## Dataset entries:
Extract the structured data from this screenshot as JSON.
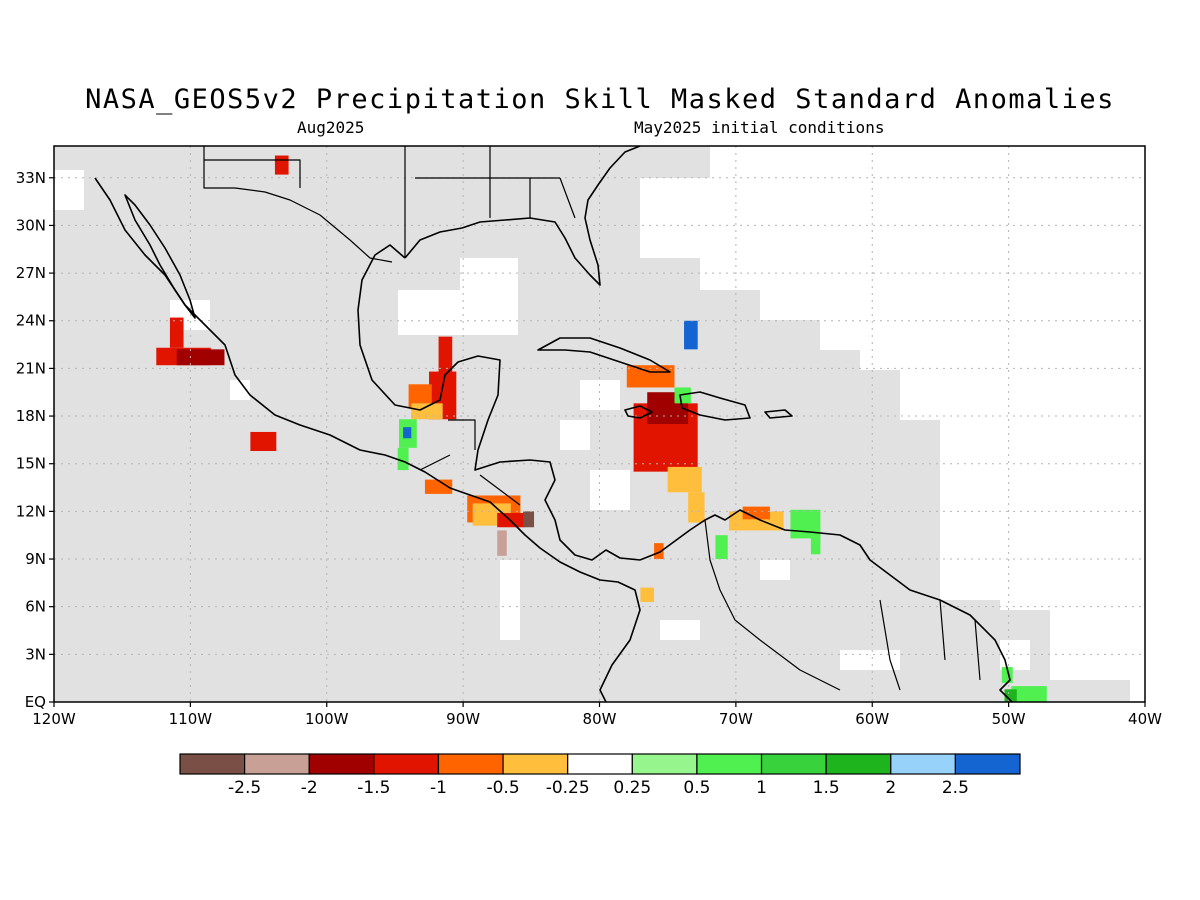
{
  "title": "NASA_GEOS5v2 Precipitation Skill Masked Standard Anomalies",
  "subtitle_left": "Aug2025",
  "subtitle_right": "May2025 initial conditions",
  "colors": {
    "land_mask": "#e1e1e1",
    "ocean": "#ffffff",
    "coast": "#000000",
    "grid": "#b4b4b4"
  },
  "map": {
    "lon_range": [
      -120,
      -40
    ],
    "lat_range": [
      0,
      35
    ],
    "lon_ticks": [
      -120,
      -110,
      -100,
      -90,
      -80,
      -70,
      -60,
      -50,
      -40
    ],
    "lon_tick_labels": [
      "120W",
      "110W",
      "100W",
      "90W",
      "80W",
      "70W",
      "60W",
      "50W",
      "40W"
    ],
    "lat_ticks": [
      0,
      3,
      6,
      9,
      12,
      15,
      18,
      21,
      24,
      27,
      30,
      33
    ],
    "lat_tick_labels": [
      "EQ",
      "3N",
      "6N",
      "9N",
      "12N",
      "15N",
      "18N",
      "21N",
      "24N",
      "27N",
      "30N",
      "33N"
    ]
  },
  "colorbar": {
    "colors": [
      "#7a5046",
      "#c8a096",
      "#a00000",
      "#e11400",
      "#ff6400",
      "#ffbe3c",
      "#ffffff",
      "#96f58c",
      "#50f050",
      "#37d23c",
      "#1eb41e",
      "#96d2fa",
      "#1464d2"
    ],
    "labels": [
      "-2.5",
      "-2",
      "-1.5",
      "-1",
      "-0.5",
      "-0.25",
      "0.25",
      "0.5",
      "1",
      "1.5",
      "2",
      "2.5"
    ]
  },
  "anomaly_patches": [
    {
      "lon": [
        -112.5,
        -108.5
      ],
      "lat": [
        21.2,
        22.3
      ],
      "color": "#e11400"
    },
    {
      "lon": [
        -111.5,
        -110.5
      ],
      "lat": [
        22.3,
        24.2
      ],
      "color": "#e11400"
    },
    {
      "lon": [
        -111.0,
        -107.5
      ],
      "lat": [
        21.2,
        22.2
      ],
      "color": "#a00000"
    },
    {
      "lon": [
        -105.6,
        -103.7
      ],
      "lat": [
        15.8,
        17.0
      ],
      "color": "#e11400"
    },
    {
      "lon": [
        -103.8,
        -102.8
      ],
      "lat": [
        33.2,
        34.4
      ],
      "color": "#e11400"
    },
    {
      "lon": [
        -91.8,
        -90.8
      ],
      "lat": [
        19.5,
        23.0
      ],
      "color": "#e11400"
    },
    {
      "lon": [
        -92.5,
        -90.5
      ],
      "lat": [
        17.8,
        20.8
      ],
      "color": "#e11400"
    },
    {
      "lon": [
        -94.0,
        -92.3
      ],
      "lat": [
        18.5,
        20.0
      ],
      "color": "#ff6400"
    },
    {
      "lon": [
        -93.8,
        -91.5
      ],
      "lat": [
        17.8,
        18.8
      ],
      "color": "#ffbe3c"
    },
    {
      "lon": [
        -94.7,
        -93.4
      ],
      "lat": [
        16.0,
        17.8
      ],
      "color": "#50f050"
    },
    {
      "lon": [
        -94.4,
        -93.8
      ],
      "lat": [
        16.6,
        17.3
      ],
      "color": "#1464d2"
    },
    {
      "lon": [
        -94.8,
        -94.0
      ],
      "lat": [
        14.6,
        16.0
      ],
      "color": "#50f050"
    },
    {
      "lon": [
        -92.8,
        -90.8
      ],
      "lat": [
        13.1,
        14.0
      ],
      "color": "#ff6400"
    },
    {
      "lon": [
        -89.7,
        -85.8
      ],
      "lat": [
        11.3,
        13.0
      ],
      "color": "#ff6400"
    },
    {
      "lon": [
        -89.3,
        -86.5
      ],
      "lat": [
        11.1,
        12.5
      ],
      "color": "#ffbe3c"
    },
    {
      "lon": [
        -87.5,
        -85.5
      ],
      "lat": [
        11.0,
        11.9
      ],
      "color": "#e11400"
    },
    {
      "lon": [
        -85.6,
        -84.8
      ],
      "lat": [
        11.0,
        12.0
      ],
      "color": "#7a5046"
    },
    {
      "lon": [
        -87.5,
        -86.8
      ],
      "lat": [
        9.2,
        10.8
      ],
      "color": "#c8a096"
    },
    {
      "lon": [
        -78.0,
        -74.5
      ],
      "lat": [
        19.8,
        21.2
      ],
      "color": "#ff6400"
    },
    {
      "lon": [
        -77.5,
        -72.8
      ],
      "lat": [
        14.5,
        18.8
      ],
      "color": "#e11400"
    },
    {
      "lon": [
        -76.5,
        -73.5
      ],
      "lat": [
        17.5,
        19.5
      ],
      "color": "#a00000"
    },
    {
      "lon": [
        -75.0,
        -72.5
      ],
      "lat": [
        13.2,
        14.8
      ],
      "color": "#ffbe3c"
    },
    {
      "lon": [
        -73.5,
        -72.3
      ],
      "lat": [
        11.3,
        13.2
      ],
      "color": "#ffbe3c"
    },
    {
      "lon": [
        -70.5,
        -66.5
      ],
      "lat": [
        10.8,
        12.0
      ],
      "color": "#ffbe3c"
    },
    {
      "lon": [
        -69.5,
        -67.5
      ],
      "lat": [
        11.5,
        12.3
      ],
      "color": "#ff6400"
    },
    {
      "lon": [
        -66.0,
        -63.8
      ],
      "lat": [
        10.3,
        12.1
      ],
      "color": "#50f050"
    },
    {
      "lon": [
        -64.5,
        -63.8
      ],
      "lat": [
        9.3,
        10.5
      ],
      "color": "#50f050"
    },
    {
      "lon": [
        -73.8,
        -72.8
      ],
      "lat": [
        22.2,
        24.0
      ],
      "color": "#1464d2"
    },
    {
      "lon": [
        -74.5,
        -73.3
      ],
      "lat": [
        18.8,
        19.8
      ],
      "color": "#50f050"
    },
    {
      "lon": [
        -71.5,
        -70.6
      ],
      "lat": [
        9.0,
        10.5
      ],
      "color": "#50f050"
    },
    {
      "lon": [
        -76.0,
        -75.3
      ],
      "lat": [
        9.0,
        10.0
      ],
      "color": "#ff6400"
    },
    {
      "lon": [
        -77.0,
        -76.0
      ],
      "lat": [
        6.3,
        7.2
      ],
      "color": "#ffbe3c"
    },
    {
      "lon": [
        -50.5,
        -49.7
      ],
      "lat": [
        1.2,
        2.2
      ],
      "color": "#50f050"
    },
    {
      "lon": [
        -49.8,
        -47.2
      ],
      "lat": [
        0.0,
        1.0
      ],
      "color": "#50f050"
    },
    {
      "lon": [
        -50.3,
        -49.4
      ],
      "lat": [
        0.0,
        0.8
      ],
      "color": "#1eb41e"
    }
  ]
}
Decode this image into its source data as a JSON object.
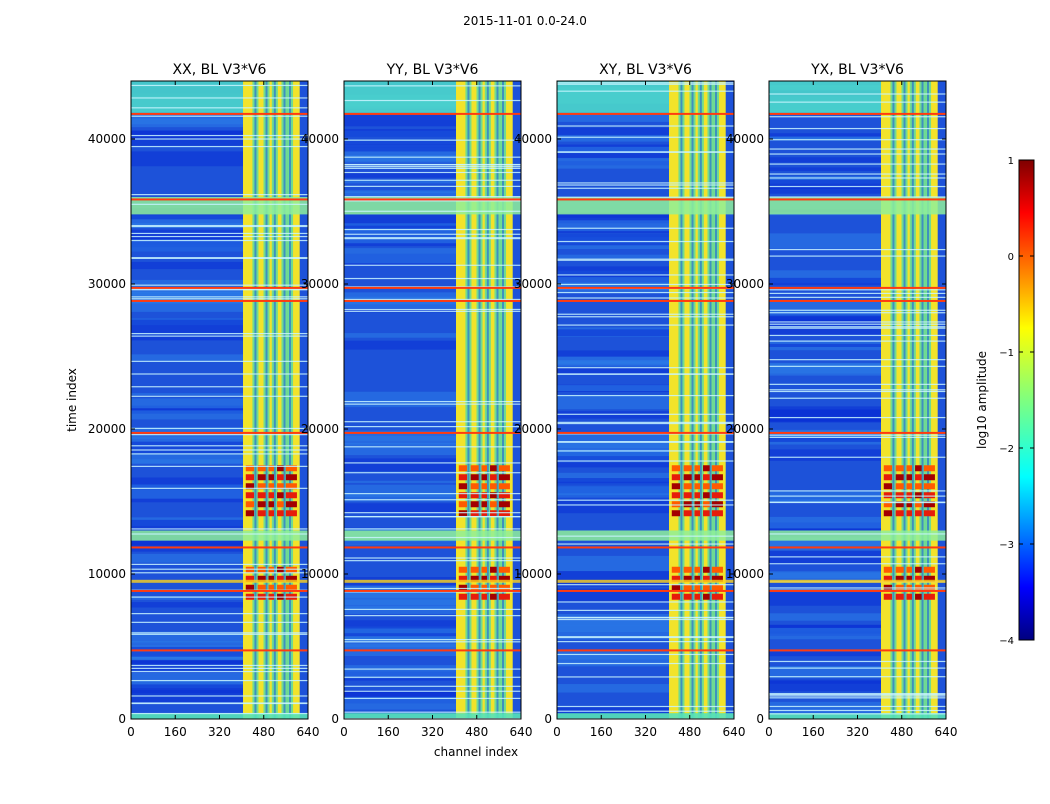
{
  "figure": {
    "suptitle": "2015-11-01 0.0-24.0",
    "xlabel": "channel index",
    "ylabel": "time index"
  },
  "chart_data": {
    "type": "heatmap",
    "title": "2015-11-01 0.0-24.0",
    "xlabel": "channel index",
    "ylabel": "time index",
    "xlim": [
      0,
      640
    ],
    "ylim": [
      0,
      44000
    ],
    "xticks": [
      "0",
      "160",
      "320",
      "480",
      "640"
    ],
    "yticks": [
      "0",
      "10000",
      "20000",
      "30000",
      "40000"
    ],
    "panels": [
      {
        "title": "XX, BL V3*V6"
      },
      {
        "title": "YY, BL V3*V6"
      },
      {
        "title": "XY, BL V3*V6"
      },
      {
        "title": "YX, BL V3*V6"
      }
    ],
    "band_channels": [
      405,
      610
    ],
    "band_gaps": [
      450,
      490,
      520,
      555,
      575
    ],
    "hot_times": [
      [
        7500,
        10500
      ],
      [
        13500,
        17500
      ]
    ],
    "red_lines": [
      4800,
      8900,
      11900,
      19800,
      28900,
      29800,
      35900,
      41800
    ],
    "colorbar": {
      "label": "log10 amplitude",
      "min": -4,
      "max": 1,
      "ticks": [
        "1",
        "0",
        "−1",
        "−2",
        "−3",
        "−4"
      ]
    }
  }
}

## Exercise requirements:
Note every line above where the string "index" shows up, and copy those lines.

## Result for this exercise:
    "xlabel": "channel index",
    "ylabel": "time index"
    "xlabel": "channel index",
    "ylabel": "time index",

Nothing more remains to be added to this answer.